Aim of the exercise: For each line below that holds "ylabel", return the line as it stands.

Figure collection entries
+--

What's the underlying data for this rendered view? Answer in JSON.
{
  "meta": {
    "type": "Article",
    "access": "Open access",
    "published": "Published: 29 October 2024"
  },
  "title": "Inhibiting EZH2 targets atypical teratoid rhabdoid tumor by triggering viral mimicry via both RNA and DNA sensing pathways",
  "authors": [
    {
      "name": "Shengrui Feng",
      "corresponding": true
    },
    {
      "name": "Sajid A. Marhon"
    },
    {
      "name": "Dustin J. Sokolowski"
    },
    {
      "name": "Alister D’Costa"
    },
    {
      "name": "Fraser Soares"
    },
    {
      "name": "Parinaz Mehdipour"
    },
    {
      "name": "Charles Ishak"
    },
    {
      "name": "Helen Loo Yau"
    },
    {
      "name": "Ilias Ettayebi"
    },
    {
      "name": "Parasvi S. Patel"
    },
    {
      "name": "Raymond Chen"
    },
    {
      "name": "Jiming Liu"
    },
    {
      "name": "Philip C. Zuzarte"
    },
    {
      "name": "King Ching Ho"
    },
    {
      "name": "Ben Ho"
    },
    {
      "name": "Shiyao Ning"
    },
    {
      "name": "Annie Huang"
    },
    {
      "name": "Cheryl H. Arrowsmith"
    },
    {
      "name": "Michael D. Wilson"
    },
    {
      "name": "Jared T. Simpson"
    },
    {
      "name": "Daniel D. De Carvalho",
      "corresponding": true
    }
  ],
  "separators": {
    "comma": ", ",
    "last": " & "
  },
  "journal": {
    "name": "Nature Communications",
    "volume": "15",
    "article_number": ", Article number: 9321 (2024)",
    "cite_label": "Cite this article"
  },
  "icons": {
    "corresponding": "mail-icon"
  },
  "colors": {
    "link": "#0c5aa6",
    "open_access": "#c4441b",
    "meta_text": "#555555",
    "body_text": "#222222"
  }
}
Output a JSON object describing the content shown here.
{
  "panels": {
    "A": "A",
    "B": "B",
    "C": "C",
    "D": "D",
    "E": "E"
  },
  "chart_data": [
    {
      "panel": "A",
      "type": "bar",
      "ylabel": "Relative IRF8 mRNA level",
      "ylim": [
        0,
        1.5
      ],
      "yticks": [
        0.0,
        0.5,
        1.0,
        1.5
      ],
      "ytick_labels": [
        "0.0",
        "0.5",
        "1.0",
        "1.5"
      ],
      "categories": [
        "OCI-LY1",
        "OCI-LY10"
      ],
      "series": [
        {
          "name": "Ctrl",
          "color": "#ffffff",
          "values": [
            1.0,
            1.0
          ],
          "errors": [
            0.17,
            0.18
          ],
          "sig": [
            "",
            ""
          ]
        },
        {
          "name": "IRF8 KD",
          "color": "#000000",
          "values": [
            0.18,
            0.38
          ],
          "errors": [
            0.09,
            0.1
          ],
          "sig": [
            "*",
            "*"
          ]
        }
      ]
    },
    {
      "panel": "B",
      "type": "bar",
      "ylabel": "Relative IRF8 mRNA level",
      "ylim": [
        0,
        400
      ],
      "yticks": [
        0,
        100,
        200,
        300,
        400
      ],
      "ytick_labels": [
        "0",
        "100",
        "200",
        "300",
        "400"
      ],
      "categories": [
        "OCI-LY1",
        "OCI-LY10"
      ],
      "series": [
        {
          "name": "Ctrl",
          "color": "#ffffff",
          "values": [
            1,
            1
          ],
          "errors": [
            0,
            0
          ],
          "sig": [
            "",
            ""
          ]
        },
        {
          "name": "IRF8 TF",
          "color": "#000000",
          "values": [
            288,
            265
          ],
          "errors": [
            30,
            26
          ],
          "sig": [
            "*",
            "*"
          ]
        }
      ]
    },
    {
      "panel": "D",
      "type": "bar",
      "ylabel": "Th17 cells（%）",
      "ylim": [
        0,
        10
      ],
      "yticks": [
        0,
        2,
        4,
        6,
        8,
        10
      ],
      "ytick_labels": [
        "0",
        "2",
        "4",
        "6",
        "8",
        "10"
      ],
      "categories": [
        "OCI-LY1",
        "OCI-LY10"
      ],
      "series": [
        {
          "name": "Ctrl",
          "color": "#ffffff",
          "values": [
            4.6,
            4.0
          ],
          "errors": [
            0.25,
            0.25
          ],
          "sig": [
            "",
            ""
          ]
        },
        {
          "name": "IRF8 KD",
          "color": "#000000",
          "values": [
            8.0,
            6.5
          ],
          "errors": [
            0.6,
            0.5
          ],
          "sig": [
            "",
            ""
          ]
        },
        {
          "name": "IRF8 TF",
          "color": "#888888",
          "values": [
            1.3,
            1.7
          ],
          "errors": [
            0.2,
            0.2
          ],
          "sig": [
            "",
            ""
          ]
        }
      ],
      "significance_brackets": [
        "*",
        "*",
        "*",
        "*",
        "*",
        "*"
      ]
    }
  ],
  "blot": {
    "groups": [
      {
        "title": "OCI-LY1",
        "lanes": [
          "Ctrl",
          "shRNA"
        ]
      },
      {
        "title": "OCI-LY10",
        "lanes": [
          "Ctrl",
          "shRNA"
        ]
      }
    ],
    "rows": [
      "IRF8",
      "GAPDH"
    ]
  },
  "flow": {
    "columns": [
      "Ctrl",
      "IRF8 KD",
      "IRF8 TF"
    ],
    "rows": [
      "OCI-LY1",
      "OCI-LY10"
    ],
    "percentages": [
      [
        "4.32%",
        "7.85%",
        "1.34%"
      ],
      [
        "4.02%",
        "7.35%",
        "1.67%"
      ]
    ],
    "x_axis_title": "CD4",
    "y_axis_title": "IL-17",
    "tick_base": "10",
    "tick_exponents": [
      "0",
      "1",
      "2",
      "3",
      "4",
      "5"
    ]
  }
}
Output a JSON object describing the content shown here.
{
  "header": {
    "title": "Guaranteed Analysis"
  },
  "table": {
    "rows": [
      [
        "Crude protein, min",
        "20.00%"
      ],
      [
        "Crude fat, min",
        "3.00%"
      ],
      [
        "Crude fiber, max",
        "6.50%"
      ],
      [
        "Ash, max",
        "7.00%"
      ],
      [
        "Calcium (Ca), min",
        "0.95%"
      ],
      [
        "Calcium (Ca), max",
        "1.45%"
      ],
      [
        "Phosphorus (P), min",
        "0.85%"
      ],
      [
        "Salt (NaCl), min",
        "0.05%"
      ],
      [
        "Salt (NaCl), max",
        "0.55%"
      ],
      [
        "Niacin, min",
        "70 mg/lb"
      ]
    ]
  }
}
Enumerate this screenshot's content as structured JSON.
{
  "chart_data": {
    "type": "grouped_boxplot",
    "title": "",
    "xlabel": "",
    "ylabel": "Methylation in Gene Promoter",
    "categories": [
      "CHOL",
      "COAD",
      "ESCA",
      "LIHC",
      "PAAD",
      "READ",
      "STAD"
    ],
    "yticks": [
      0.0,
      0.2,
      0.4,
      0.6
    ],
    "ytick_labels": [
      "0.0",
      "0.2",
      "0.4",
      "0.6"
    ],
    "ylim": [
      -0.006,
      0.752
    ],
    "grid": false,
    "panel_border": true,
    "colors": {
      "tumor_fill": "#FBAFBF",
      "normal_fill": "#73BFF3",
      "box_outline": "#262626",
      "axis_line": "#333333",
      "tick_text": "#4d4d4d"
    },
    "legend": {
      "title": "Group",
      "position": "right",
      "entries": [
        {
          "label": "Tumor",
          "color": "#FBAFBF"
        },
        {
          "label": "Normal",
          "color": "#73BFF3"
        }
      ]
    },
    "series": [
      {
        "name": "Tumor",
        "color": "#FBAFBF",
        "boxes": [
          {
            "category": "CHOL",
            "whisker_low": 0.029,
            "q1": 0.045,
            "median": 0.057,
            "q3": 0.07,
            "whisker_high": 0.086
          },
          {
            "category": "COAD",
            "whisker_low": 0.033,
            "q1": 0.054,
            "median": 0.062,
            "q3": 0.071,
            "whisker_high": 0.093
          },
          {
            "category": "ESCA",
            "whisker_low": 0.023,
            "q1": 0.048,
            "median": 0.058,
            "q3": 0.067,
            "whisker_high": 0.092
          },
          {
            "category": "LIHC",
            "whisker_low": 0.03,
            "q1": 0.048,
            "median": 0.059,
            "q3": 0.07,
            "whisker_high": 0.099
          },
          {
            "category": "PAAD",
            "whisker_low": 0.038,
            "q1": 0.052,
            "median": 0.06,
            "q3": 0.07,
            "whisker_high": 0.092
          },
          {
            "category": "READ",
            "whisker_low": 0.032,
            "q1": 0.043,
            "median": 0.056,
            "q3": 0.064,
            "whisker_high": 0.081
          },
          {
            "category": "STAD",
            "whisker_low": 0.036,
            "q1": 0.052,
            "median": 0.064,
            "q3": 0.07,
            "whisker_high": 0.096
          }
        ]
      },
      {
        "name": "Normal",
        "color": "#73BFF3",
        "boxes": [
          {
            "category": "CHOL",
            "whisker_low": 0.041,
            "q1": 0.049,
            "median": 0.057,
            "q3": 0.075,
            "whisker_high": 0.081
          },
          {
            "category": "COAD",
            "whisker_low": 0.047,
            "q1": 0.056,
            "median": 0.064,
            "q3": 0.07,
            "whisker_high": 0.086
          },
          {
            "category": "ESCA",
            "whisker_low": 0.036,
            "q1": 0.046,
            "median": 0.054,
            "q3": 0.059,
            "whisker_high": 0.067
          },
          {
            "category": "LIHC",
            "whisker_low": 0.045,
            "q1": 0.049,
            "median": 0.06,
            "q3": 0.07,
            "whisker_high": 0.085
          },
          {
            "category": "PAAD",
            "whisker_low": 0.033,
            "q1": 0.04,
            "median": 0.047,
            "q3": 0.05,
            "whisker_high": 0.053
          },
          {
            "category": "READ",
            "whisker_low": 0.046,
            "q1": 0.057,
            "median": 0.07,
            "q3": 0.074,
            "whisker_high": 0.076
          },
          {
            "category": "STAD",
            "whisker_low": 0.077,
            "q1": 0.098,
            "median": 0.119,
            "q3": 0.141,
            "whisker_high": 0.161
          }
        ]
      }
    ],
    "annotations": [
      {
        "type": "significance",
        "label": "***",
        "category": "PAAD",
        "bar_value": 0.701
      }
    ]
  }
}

+--

Result of the exercise:
      "ylabel": "Relative IRF8 mRNA level",
      "ylabel": "Relative IRF8 mRNA level",
      "ylabel": "Th17 cells（%）",
    "ylabel": "Methylation in Gene Promoter",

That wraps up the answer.